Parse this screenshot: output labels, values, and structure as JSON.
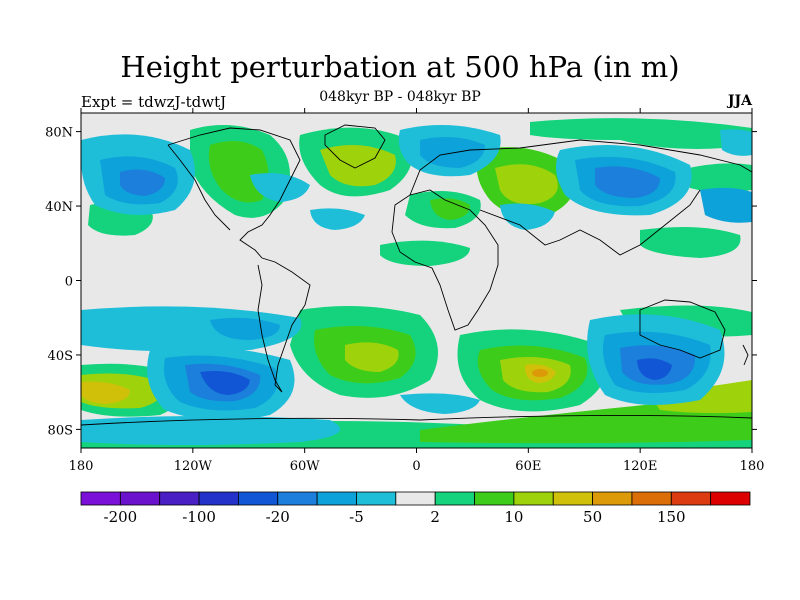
{
  "title": "Height perturbation at 500 hPa (in m)",
  "subtitle": "048kyr BP - 048kyr BP",
  "experiment": "Expt = tdwzJ-tdwtJ",
  "season": "JJA",
  "lat_ticks": [
    "80N",
    "40N",
    "0",
    "40S",
    "80S"
  ],
  "lat_values": [
    80,
    40,
    0,
    -40,
    -80
  ],
  "lon_ticks": [
    "180",
    "120W",
    "60W",
    "0",
    "60E",
    "120E",
    "180"
  ],
  "lon_values": [
    -180,
    -120,
    -60,
    0,
    60,
    120,
    180
  ],
  "colorbar": {
    "colors": [
      "#7b10d8",
      "#6a12cc",
      "#4a1fc4",
      "#2432c9",
      "#1156d4",
      "#1b7fdb",
      "#0da2d9",
      "#1ebed9",
      "#e8e8e8",
      "#14d37c",
      "#3ecc1a",
      "#9ed30c",
      "#d0c00a",
      "#dc9a08",
      "#dc6e07",
      "#dc3a10",
      "#dc0000"
    ],
    "labels": [
      "-200",
      "-100",
      "-20",
      "-5",
      "2",
      "10",
      "50",
      "150"
    ]
  }
}
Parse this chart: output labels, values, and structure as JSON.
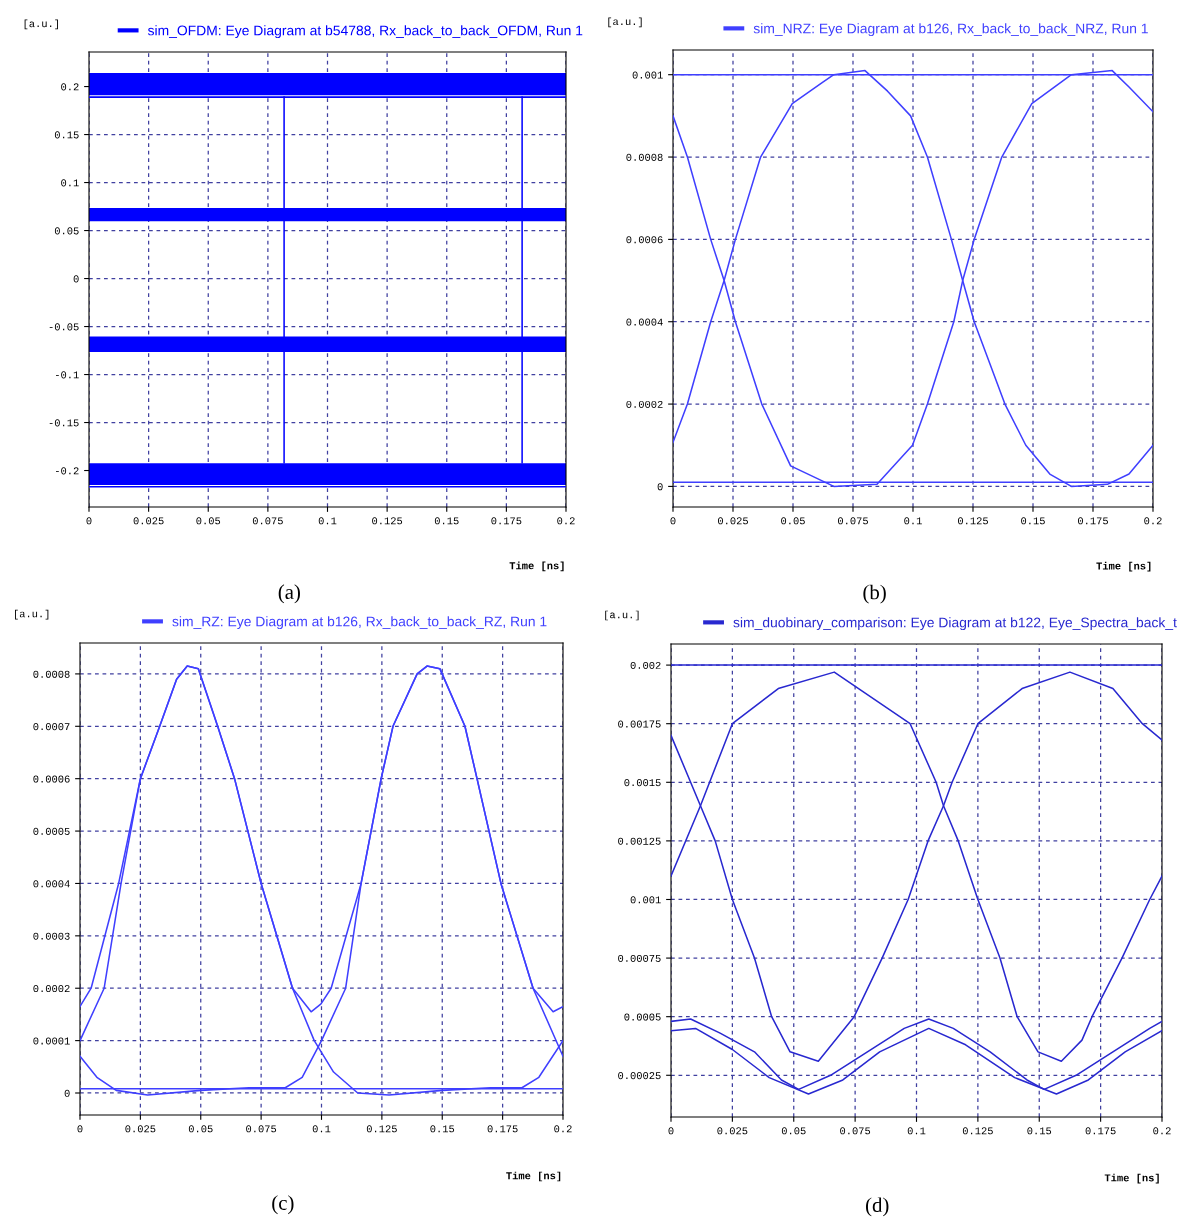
{
  "chart_data": [
    {
      "type": "line",
      "xlabel": "Time [ns]",
      "ylabel": "[a.u.]",
      "annotations": [
        "(a)"
      ],
      "legend": "top",
      "grid": true,
      "xlim": [
        0,
        0.2
      ],
      "xticks": [
        0,
        0.025,
        0.05,
        0.075,
        0.1,
        0.125,
        0.15,
        0.175,
        0.2
      ],
      "ylim": [
        -0.238,
        0.236
      ],
      "yticks": [
        -0.2,
        -0.15,
        -0.1,
        -0.05,
        0,
        0.05,
        0.1,
        0.15,
        0.2
      ],
      "bands": [
        {
          "axis": "y",
          "from": 0.191,
          "to": 0.214,
          "color": "#0000ff"
        },
        {
          "axis": "y",
          "from": 0.0596,
          "to": 0.0736,
          "color": "#0000ff"
        },
        {
          "axis": "y",
          "from": -0.0764,
          "to": -0.0604,
          "color": "#0000ff"
        },
        {
          "axis": "y",
          "from": -0.215,
          "to": -0.1924,
          "color": "#0000ff"
        }
      ],
      "series": [
        {
          "name": "sim_OFDM: Eye Diagram at b54788, Rx_back_to_back_OFDM, Run 1",
          "color": "#0000ff",
          "x": [
            0.0818,
            0.0818
          ],
          "values": [
            -0.192,
            0.189
          ]
        },
        {
          "color": "#0000ff",
          "x": [
            0.1816,
            0.1816
          ],
          "values": [
            -0.192,
            0.189
          ]
        },
        {
          "color": "#0000ff",
          "x": [
            0,
            0.2
          ],
          "values": [
            0.189,
            0.189
          ]
        },
        {
          "color": "#0000ff",
          "x": [
            0,
            0.2
          ],
          "values": [
            -0.217,
            -0.217
          ]
        }
      ]
    },
    {
      "type": "line",
      "xlabel": "Time [ns]",
      "ylabel": "[a.u.]",
      "annotations": [
        "(b)"
      ],
      "legend": "top",
      "grid": true,
      "xlim": [
        0,
        0.2
      ],
      "xticks": [
        0,
        0.025,
        0.05,
        0.075,
        0.1,
        0.125,
        0.15,
        0.175,
        0.2
      ],
      "ylim": [
        -5e-05,
        0.00106
      ],
      "yticks": [
        0,
        0.0002,
        0.0004,
        0.0006,
        0.0008,
        0.001
      ],
      "series": [
        {
          "name": "sim_NRZ: Eye Diagram at b126, Rx_back_to_back_NRZ, Run 1",
          "color": "#3f3fff",
          "x": [
            0,
            0.2
          ],
          "values": [
            0.001,
            0.001
          ]
        },
        {
          "color": "#3f3fff",
          "x": [
            0,
            0.2
          ],
          "values": [
            1e-05,
            1e-05
          ]
        },
        {
          "color": "#3f3fff",
          "x": [
            0,
            0.006,
            0.0157,
            0.0213,
            0.026,
            0.0365,
            0.0497,
            0.062,
            0.067,
            0.08,
            0.0894,
            0.099,
            0.106,
            0.116,
            0.1207,
            0.1255,
            0.1383,
            0.147,
            0.157,
            0.166,
            0.181,
            0.19,
            0.2
          ],
          "values": [
            0.000107,
            0.0002,
            0.0004,
            0.0005,
            0.0006,
            0.0008,
            0.00093,
            0.00098,
            0.001,
            0.00101,
            0.00096,
            0.0009,
            0.0008,
            0.0006,
            0.0005,
            0.0004,
            0.0002,
            0.0001,
            3e-05,
            0,
            5e-06,
            3e-05,
            0.0001
          ]
        },
        {
          "color": "#3f3fff",
          "x": [
            0,
            0.006,
            0.0157,
            0.0213,
            0.026,
            0.037,
            0.049,
            0.067,
            0.085,
            0.0998,
            0.106,
            0.117,
            0.1207,
            0.1255,
            0.137,
            0.1495,
            0.166,
            0.183,
            0.19,
            0.2
          ],
          "values": [
            0.0009,
            0.0008,
            0.0006,
            0.0005,
            0.0004,
            0.0002,
            5e-05,
            0,
            5e-06,
            0.0001,
            0.0002,
            0.0004,
            0.0005,
            0.0006,
            0.0008,
            0.00093,
            0.001,
            0.00101,
            0.00097,
            0.00091
          ]
        }
      ]
    },
    {
      "type": "line",
      "xlabel": "Time [ns]",
      "ylabel": "[a.u.]",
      "annotations": [
        "(c)"
      ],
      "legend": "top",
      "grid": true,
      "xlim": [
        0,
        0.2
      ],
      "xticks": [
        0,
        0.025,
        0.05,
        0.075,
        0.1,
        0.125,
        0.15,
        0.175,
        0.2
      ],
      "ylim": [
        -4.2e-05,
        0.000859
      ],
      "yticks": [
        0,
        0.0001,
        0.0002,
        0.0003,
        0.0004,
        0.0005,
        0.0006,
        0.0007,
        0.0008
      ],
      "series": [
        {
          "name": "sim_RZ: Eye Diagram at b126, Rx_back_to_back_RZ, Run 1",
          "color": "#3f3fff",
          "x": [
            0,
            0.2
          ],
          "values": [
            8e-06,
            8e-06
          ]
        },
        {
          "color": "#3f3fff",
          "x": [
            0,
            0.0046,
            0.016,
            0.025,
            0.033,
            0.04,
            0.0444,
            0.049,
            0.057,
            0.064,
            0.075,
            0.088,
            0.0957,
            0.0998,
            0.104,
            0.1164,
            0.1247,
            0.1296,
            0.1396,
            0.1437,
            0.149,
            0.1594,
            0.1644,
            0.1743,
            0.1876,
            0.1959,
            0.2
          ],
          "values": [
            0.000165,
            0.0002,
            0.0004,
            0.0006,
            0.0007,
            0.00079,
            0.000815,
            0.00081,
            0.0007,
            0.0006,
            0.0004,
            0.0002,
            0.000155,
            0.00017,
            0.0002,
            0.0004,
            0.0006,
            0.0007,
            0.0008,
            0.000815,
            0.00081,
            0.0007,
            0.0006,
            0.0004,
            0.0002,
            0.000155,
            0.000165
          ]
        },
        {
          "color": "#3f3fff",
          "x": [
            0,
            0.01,
            0.017,
            0.025,
            0.033,
            0.04,
            0.0444,
            0.049,
            0.057,
            0.064,
            0.075,
            0.088,
            0.097,
            0.105,
            0.115,
            0.128,
            0.15,
            0.17,
            0.183,
            0.19,
            0.2
          ],
          "values": [
            0.0001,
            0.0002,
            0.0004,
            0.0006,
            0.0007,
            0.00079,
            0.000815,
            0.00081,
            0.0007,
            0.0006,
            0.0004,
            0.0002,
            0.0001,
            4e-05,
            0,
            -4e-06,
            5e-06,
            1e-05,
            1e-05,
            3e-05,
            0.0001
          ]
        },
        {
          "color": "#3f3fff",
          "x": [
            0,
            0.007,
            0.015,
            0.028,
            0.05,
            0.07,
            0.085,
            0.092,
            0.1,
            0.11,
            0.1164,
            0.1247,
            0.1296,
            0.1396,
            0.1437,
            0.149,
            0.1594,
            0.1644,
            0.1743,
            0.1876,
            0.2
          ],
          "values": [
            7e-05,
            3e-05,
            5e-06,
            -4e-06,
            5e-06,
            1e-05,
            1e-05,
            3e-05,
            0.0001,
            0.0002,
            0.0004,
            0.0006,
            0.0007,
            0.0008,
            0.000815,
            0.00081,
            0.0007,
            0.0006,
            0.0004,
            0.0002,
            7e-05
          ]
        }
      ]
    },
    {
      "type": "line",
      "xlabel": "Time [ns]",
      "ylabel": "[a.u.]",
      "annotations": [
        "(d)"
      ],
      "legend": "top",
      "grid": true,
      "xlim": [
        0,
        0.2
      ],
      "xticks": [
        0,
        0.025,
        0.05,
        0.075,
        0.1,
        0.125,
        0.15,
        0.175,
        0.2
      ],
      "ylim": [
        7.2e-05,
        0.00209
      ],
      "yticks": [
        0.00025,
        0.0005,
        0.00075,
        0.001,
        0.00125,
        0.0015,
        0.00175,
        0.002
      ],
      "series": [
        {
          "name": "sim_duobinary_comparison: Eye Diagram at b122, Eye_Spectra_back_t",
          "color": "#2828d0",
          "x": [
            0,
            0.2
          ],
          "values": [
            0.002,
            0.002
          ]
        },
        {
          "color": "#2828d0",
          "x": [
            0,
            0.012,
            0.025,
            0.0437,
            0.0665,
            0.0974,
            0.108,
            0.111,
            0.117,
            0.125,
            0.134,
            0.141,
            0.1495,
            0.159,
            0.1674,
            0.1715,
            0.1837,
            0.195,
            0.2
          ],
          "values": [
            0.0011,
            0.0014,
            0.00175,
            0.0019,
            0.00197,
            0.00175,
            0.0015,
            0.0014,
            0.00125,
            0.001,
            0.00075,
            0.0005,
            0.00035,
            0.00031,
            0.0004,
            0.0005,
            0.00075,
            0.001,
            0.0011
          ]
        },
        {
          "color": "#2828d0",
          "x": [
            0,
            0.012,
            0.018,
            0.025,
            0.034,
            0.041,
            0.0485,
            0.06,
            0.0746,
            0.086,
            0.0966,
            0.1047,
            0.111,
            0.1145,
            0.125,
            0.143,
            0.1625,
            0.18,
            0.192,
            0.2
          ],
          "values": [
            0.0017,
            0.0014,
            0.00125,
            0.001,
            0.00075,
            0.0005,
            0.00035,
            0.00031,
            0.0005,
            0.00075,
            0.001,
            0.00125,
            0.0014,
            0.0015,
            0.00175,
            0.0019,
            0.00197,
            0.0019,
            0.00175,
            0.00168
          ]
        },
        {
          "color": "#2828d0",
          "x": [
            0,
            0.008,
            0.02,
            0.034,
            0.045,
            0.052,
            0.065,
            0.08,
            0.095,
            0.105,
            0.115,
            0.13,
            0.145,
            0.152,
            0.165,
            0.18,
            0.195,
            0.2
          ],
          "values": [
            0.00048,
            0.00049,
            0.00043,
            0.00035,
            0.00023,
            0.00019,
            0.00025,
            0.00035,
            0.00045,
            0.00049,
            0.00045,
            0.00035,
            0.00023,
            0.00019,
            0.00025,
            0.00035,
            0.00045,
            0.00048
          ]
        },
        {
          "color": "#2828d0",
          "x": [
            0,
            0.01,
            0.025,
            0.04,
            0.056,
            0.07,
            0.085,
            0.105,
            0.12,
            0.14,
            0.157,
            0.17,
            0.185,
            0.2
          ],
          "values": [
            0.00044,
            0.00045,
            0.00036,
            0.00024,
            0.00017,
            0.00023,
            0.00035,
            0.00045,
            0.00038,
            0.00024,
            0.00017,
            0.00023,
            0.00035,
            0.00044
          ]
        }
      ]
    }
  ]
}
++++
### Written request
Scan the material above. Return every line containing the string "labels".

### Problem solution
Parse this screenshot: output labels, values, and structure as JSON.
    "labels": [
Parse this chart: output labels, values, and structure as JSON.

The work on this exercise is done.